-- BEGIN --
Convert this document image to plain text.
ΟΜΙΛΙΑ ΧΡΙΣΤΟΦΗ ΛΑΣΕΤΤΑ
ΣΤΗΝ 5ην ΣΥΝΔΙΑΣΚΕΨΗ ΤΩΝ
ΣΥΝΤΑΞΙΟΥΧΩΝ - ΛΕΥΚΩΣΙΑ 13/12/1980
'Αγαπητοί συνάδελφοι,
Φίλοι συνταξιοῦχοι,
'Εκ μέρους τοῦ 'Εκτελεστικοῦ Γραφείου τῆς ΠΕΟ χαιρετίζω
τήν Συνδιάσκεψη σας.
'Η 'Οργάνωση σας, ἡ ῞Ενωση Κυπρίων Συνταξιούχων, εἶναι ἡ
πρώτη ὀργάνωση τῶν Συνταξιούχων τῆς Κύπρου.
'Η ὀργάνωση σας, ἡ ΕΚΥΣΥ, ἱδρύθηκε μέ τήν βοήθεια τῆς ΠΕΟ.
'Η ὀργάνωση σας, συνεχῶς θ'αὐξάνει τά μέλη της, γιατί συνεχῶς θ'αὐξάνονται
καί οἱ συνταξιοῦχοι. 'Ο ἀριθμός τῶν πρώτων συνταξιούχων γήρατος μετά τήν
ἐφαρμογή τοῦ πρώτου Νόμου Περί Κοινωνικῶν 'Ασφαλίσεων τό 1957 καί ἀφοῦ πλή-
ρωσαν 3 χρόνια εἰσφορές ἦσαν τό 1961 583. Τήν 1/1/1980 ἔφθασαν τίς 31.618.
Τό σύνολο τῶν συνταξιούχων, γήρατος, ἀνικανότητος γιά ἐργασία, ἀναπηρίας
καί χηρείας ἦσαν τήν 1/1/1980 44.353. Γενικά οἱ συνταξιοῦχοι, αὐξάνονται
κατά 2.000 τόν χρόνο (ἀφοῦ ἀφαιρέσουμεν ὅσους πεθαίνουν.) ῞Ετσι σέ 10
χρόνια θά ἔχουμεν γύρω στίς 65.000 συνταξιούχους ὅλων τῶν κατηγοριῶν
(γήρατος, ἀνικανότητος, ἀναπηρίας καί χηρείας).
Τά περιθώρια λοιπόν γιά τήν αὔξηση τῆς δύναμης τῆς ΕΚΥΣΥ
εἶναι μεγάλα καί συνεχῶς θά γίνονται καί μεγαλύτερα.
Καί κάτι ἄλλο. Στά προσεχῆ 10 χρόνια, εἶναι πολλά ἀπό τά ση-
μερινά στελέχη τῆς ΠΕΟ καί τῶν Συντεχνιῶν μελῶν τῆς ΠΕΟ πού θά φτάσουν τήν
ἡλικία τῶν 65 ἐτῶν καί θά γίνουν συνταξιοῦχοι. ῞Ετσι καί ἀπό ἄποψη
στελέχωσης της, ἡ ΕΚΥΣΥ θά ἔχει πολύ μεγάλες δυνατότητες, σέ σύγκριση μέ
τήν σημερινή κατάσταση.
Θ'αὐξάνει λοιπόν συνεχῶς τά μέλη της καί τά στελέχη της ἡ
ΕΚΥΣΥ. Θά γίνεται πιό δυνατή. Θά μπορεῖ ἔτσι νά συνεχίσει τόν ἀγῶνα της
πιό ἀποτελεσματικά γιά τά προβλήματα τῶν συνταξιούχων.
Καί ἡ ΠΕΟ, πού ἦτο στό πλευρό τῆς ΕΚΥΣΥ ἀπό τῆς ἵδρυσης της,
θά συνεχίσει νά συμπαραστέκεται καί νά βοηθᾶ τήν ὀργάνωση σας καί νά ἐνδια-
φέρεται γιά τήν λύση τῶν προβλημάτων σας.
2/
-- END --
* GIVEN EXERCISE *
Find each line in the records holding the string "συνεχίσει" and show it.

* RESULT FOR THIS TASK *
ΕΚΥΣΥ. Θά γίνεται πιό δυνατή. Θά μπορεῖ ἔτσι νά συνεχίσει τόν ἀγῶνα της
θά συνεχίσει νά συμπαραστέκεται καί νά βοηθᾶ τήν ὀργάνωση σας καί νά ἐνδια-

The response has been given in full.